Exercise input
▽

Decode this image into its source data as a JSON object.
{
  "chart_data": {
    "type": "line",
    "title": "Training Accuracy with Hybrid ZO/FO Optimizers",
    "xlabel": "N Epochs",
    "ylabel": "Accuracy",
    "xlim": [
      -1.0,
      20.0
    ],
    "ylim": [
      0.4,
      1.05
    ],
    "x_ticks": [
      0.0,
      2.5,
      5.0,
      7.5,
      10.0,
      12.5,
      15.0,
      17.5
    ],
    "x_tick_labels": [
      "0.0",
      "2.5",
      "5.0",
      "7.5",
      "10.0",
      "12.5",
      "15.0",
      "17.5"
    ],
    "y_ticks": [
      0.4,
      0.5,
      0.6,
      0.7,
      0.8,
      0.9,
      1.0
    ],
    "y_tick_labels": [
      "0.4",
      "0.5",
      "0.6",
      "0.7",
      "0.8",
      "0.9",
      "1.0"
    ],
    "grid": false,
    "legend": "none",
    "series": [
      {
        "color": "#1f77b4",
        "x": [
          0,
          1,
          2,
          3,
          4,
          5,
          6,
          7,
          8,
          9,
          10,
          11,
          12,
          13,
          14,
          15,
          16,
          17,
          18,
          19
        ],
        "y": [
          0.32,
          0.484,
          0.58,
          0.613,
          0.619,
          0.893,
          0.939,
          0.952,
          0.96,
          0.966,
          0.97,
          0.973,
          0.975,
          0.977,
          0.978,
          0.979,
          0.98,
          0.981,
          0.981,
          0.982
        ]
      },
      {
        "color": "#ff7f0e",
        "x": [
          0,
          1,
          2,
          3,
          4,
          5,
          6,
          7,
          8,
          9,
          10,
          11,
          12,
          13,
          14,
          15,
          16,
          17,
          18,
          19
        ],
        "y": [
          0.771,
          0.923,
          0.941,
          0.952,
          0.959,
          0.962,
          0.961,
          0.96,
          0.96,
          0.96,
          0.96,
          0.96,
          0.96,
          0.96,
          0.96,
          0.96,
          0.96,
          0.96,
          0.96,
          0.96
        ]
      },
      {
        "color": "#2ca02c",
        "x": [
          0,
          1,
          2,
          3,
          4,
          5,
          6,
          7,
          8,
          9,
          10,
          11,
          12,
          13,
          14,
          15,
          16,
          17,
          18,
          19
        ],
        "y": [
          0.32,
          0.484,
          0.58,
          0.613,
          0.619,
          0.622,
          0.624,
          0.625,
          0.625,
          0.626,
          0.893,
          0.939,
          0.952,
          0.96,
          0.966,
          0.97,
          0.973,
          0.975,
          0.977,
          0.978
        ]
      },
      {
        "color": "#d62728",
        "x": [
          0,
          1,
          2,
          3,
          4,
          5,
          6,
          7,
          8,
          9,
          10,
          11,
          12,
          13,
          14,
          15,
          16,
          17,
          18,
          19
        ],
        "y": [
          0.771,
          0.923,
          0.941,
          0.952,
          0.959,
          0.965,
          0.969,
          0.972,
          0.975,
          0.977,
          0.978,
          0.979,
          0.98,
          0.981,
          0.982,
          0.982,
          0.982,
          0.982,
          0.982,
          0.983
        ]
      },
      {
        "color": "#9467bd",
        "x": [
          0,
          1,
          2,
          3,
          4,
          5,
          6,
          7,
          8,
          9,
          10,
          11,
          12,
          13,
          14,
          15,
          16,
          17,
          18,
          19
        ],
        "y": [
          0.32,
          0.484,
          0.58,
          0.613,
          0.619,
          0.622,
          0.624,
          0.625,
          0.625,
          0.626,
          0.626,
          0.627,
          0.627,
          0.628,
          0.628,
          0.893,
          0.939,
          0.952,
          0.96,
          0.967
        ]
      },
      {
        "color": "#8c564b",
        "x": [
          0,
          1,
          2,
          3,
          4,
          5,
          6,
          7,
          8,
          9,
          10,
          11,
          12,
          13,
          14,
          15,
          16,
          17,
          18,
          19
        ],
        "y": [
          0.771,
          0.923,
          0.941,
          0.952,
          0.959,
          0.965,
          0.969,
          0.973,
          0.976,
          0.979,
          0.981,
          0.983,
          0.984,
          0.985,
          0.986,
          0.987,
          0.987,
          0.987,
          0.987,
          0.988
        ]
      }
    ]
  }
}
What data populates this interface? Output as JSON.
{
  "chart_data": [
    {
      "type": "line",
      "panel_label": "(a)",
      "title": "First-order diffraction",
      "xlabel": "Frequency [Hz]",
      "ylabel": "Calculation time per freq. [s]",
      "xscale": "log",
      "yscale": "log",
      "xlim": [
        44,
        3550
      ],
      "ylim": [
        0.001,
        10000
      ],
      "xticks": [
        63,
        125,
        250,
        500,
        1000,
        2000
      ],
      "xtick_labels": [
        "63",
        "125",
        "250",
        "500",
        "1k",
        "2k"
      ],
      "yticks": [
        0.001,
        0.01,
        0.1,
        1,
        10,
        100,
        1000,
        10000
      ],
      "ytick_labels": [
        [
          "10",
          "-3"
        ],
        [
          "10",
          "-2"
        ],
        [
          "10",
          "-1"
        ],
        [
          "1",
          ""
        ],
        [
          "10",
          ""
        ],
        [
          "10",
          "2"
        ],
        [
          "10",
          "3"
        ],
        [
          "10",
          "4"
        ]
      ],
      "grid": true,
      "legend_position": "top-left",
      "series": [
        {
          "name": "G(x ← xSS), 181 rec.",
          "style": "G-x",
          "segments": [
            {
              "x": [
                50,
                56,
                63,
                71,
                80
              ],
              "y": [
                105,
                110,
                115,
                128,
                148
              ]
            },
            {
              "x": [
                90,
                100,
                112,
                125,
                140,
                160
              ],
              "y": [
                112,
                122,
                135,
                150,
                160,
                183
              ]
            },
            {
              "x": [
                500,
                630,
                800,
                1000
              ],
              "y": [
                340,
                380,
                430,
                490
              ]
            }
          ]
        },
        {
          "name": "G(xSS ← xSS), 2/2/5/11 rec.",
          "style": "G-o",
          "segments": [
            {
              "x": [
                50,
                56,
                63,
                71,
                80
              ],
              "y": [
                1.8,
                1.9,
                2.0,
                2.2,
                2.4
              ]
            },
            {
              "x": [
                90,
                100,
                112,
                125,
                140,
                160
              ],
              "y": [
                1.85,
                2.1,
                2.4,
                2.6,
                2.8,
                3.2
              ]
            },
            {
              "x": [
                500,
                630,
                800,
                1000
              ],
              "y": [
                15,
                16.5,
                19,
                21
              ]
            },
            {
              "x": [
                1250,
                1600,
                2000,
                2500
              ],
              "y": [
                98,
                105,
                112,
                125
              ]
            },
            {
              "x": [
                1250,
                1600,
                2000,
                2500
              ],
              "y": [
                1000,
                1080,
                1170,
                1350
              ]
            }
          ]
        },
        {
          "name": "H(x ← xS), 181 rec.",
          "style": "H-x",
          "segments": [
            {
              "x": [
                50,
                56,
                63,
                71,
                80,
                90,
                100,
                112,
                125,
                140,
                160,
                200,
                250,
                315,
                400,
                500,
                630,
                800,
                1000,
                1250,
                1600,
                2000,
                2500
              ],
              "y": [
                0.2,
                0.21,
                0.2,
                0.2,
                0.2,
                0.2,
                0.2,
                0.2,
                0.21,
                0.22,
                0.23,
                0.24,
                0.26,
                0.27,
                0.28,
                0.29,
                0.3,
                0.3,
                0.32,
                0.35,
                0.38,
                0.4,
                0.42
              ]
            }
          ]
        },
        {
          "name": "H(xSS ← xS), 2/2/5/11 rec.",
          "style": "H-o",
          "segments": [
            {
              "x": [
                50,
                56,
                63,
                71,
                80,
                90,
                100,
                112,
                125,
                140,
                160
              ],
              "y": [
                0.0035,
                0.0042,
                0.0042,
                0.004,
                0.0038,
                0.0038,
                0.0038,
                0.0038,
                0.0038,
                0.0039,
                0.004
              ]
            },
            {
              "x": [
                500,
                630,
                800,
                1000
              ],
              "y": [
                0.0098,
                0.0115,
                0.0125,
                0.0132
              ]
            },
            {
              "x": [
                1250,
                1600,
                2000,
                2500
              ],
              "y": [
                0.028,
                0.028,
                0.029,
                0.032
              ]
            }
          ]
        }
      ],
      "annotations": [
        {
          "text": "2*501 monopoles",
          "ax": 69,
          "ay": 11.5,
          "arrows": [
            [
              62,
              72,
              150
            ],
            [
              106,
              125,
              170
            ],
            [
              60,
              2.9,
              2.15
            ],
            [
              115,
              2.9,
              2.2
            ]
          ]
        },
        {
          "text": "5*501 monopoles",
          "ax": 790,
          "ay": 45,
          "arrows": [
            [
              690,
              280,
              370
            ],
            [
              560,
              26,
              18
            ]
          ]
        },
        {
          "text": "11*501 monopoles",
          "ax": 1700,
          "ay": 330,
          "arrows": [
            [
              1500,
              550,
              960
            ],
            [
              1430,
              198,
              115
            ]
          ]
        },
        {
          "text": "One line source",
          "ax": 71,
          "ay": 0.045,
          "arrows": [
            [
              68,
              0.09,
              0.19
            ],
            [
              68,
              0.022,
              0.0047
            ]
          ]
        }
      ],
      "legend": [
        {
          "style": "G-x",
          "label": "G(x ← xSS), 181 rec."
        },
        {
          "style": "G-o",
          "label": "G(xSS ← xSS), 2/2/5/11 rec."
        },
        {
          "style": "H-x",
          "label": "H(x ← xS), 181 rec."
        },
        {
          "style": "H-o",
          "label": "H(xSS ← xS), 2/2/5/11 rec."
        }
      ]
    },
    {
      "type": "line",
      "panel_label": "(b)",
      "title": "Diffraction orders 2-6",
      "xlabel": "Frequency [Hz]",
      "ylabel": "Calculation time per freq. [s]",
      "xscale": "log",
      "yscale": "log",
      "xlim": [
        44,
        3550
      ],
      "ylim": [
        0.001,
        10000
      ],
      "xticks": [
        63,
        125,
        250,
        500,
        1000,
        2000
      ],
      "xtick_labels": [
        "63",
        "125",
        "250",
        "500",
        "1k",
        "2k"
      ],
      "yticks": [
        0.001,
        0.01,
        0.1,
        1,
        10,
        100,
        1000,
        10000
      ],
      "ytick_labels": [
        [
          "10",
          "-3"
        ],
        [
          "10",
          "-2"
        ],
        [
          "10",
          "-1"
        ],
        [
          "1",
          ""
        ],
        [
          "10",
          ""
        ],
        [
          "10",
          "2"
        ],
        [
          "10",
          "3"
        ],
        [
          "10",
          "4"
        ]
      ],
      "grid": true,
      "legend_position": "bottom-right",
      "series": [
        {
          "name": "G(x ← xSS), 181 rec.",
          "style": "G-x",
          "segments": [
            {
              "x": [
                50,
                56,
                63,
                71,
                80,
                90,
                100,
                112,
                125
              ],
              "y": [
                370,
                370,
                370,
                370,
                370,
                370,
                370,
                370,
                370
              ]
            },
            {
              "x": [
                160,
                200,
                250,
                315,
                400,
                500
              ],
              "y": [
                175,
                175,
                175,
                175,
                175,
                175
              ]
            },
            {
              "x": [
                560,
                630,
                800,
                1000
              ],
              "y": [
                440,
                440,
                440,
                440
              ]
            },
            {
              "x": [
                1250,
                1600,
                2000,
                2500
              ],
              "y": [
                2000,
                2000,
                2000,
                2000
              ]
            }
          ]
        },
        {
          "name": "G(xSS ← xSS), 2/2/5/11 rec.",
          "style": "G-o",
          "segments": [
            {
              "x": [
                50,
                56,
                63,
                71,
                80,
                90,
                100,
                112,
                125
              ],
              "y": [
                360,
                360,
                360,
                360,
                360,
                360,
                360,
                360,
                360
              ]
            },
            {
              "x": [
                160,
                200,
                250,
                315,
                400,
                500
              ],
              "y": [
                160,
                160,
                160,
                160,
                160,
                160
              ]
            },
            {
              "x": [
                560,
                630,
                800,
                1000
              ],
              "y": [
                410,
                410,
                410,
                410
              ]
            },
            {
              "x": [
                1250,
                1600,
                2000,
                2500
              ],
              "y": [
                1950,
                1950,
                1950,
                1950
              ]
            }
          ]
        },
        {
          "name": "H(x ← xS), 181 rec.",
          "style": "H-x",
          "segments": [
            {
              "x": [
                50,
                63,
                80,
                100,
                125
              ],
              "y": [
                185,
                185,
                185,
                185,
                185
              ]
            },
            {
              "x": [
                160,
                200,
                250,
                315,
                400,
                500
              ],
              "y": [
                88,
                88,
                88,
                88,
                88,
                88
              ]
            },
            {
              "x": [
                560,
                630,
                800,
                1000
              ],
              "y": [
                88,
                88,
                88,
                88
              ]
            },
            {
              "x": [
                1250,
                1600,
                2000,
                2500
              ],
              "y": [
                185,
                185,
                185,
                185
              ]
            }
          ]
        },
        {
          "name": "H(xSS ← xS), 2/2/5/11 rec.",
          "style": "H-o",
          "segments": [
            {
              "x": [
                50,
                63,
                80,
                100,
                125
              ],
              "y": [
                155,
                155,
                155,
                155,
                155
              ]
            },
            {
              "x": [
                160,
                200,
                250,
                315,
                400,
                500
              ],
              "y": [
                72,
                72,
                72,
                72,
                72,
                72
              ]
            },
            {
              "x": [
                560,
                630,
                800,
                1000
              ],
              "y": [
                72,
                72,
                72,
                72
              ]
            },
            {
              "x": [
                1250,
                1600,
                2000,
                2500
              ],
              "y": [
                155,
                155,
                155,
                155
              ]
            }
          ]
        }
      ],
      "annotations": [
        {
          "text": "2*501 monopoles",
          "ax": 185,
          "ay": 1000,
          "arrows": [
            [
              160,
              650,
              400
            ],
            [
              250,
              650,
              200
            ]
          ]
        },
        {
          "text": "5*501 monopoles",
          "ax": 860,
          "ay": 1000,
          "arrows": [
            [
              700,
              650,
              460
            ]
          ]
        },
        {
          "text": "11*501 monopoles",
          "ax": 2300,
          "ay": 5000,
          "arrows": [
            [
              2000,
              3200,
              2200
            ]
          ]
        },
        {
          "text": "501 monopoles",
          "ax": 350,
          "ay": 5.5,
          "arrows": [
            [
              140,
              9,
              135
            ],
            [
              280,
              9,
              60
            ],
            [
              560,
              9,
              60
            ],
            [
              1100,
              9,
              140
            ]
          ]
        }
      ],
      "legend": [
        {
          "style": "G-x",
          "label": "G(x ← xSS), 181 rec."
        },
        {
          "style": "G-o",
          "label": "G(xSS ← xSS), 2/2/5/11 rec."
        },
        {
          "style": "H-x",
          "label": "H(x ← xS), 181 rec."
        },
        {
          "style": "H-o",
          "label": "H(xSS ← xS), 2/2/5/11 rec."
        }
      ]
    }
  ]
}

△

Direction
Extract every line from the records above that contains the word "source".

Task result
Decode this image into its source data as a JSON object.
          "text": "One line source",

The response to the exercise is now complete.